■ WHAT YOU SHOULD DO: Write out the records again, exactly, leaving none out.

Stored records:

=-=-=

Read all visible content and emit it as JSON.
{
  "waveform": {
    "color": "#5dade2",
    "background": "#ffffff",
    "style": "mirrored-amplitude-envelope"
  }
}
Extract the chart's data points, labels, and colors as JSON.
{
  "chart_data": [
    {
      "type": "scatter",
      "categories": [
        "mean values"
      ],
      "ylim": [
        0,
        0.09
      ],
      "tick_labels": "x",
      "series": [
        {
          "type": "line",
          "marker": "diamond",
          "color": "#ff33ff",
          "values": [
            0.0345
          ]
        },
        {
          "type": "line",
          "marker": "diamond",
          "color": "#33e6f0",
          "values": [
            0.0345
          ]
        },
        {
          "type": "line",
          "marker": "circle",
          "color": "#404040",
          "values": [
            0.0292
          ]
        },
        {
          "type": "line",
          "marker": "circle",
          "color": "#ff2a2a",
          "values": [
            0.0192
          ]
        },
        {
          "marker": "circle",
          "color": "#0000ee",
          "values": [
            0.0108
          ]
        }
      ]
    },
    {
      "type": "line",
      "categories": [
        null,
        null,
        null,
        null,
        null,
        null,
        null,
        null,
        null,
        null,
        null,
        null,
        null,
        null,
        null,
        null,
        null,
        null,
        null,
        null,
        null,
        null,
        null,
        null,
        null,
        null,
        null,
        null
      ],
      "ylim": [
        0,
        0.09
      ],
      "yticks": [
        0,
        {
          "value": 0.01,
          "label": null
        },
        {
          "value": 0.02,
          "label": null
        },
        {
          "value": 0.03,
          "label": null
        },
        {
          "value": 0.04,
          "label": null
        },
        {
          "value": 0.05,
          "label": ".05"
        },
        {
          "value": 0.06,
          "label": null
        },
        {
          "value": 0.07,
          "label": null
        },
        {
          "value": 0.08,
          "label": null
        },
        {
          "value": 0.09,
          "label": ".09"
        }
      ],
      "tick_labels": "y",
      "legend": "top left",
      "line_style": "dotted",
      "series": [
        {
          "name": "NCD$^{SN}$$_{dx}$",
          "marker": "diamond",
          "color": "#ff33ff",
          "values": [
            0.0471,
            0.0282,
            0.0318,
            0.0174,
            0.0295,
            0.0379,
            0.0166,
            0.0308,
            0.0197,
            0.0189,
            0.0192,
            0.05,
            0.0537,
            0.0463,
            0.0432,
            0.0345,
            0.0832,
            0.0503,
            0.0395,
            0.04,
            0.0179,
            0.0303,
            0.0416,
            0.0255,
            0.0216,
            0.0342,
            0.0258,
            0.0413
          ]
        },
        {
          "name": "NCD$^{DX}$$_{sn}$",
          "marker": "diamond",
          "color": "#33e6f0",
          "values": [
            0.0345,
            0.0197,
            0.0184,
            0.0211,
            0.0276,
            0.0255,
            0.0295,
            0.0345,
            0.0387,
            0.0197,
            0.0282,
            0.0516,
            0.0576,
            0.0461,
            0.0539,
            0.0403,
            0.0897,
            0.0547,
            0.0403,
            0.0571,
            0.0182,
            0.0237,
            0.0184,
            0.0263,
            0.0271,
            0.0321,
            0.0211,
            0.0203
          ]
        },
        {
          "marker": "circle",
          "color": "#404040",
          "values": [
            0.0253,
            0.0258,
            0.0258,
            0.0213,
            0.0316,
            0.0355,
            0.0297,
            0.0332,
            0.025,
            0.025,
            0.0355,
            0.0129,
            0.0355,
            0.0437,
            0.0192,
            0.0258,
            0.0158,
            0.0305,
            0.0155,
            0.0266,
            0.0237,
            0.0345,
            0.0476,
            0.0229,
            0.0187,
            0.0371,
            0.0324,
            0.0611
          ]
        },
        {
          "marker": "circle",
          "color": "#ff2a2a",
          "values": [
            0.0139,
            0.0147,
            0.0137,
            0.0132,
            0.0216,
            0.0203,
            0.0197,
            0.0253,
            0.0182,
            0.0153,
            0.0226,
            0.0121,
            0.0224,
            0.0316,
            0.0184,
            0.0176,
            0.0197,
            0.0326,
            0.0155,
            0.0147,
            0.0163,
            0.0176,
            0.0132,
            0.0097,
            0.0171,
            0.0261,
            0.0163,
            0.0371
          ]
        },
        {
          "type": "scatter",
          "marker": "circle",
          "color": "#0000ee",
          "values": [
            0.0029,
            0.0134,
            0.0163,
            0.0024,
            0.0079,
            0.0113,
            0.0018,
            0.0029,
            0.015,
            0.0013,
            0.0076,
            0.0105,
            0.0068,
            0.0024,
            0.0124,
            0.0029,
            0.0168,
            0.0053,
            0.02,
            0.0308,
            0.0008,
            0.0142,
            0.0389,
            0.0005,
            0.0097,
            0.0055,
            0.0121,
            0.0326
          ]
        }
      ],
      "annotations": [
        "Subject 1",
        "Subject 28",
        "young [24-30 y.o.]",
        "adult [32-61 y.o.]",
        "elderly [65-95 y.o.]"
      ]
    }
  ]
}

=-=-=

■ FULL ANSWER:
Read all visible content and emit it as JSON.
{
  "waveform": {
    "color": "#5dade2",
    "background": "#ffffff",
    "style": "mirrored-amplitude-envelope"
  }
}
Extract the chart's data points, labels, and colors as JSON.
{
  "chart_data": [
    {
      "type": "scatter",
      "categories": [
        "mean values"
      ],
      "ylim": [
        0,
        0.09
      ],
      "tick_labels": "x",
      "series": [
        {
          "type": "line",
          "marker": "diamond",
          "color": "#ff33ff",
          "values": [
            0.0345
          ]
        },
        {
          "type": "line",
          "marker": "diamond",
          "color": "#33e6f0",
          "values": [
            0.0345
          ]
        },
        {
          "type": "line",
          "marker": "circle",
          "color": "#404040",
          "values": [
            0.0292
          ]
        },
        {
          "type": "line",
          "marker": "circle",
          "color": "#ff2a2a",
          "values": [
            0.0192
          ]
        },
        {
          "marker": "circle",
          "color": "#0000ee",
          "values": [
            0.0108
          ]
        }
      ]
    },
    {
      "type": "line",
      "categories": [
        null,
        null,
        null,
        null,
        null,
        null,
        null,
        null,
        null,
        null,
        null,
        null,
        null,
        null,
        null,
        null,
        null,
        null,
        null,
        null,
        null,
        null,
        null,
        null,
        null,
        null,
        null,
        null
      ],
      "ylim": [
        0,
        0.09
      ],
      "yticks": [
        0,
        {
          "value": 0.01,
          "label": null
        },
        {
          "value": 0.02,
          "label": null
        },
        {
          "value": 0.03,
          "label": null
        },
        {
          "value": 0.04,
          "label": null
        },
        {
          "value": 0.05,
          "label": ".05"
        },
        {
          "value": 0.06,
          "label": null
        },
        {
          "value": 0.07,
          "label": null
        },
        {
          "value": 0.08,
          "label": null
        },
        {
          "value": 0.09,
          "label": ".09"
        }
      ],
      "tick_labels": "y",
      "legend": "top left",
      "line_style": "dotted",
      "series": [
        {
          "name": "NCD$^{SN}$$_{dx}$",
          "marker": "diamond",
          "color": "#ff33ff",
          "values": [
            0.0471,
            0.0282,
            0.0318,
            0.0174,
            0.0295,
            0.0379,
            0.0166,
            0.0308,
            0.0197,
            0.0189,
            0.0192,
            0.05,
            0.0537,
            0.0463,
            0.0432,
            0.0345,
            0.0832,
            0.0503,
            0.0395,
            0.04,
            0.0179,
            0.0303,
            0.0416,
            0.0255,
            0.0216,
            0.0342,
            0.0258,
            0.0413
          ]
        },
        {
          "name": "NCD$^{DX}$$_{sn}$",
          "marker": "diamond",
          "color": "#33e6f0",
          "values": [
            0.0345,
            0.0197,
            0.0184,
            0.0211,
            0.0276,
            0.0255,
            0.0295,
            0.0345,
            0.0387,
            0.0197,
            0.0282,
            0.0516,
            0.0576,
            0.0461,
            0.0539,
            0.0403,
            0.0897,
            0.0547,
            0.0403,
            0.0571,
            0.0182,
            0.0237,
            0.0184,
            0.0263,
            0.0271,
            0.0321,
            0.0211,
            0.0203
          ]
        },
        {
          "marker": "circle",
          "color": "#404040",
          "values": [
            0.0253,
            0.0258,
            0.0258,
            0.0213,
            0.0316,
            0.0355,
            0.0297,
            0.0332,
            0.025,
            0.025,
            0.0355,
            0.0129,
            0.0355,
            0.0437,
            0.0192,
            0.0258,
            0.0158,
            0.0305,
            0.0155,
            0.0266,
            0.0237,
            0.0345,
            0.0476,
            0.0229,
            0.0187,
            0.0371,
            0.0324,
            0.0611
          ]
        },
        {
          "marker": "circle",
          "color": "#ff2a2a",
          "values": [
            0.0139,
            0.0147,
            0.0137,
            0.0132,
            0.0216,
            0.0203,
            0.0197,
            0.0253,
            0.0182,
            0.0153,
            0.0226,
            0.0121,
            0.0224,
            0.0316,
            0.0184,
            0.0176,
            0.0197,
            0.0326,
            0.0155,
            0.0147,
            0.0163,
            0.0176,
            0.0132,
            0.0097,
            0.0171,
            0.0261,
            0.0163,
            0.0371
          ]
        },
        {
          "type": "scatter",
          "marker": "circle",
          "color": "#0000ee",
          "values": [
            0.0029,
            0.0134,
            0.0163,
            0.0024,
            0.0079,
            0.0113,
            0.0018,
            0.0029,
            0.015,
            0.0013,
            0.0076,
            0.0105,
            0.0068,
            0.0024,
            0.0124,
            0.0029,
            0.0168,
            0.0053,
            0.02,
            0.0308,
            0.0008,
            0.0142,
            0.0389,
            0.0005,
            0.0097,
            0.0055,
            0.0121,
            0.0326
          ]
        }
      ],
      "annotations": [
        "Subject 1",
        "Subject 28",
        "young [24-30 y.o.]",
        "adult [32-61 y.o.]",
        "elderly [65-95 y.o.]"
      ]
    }
  ]
}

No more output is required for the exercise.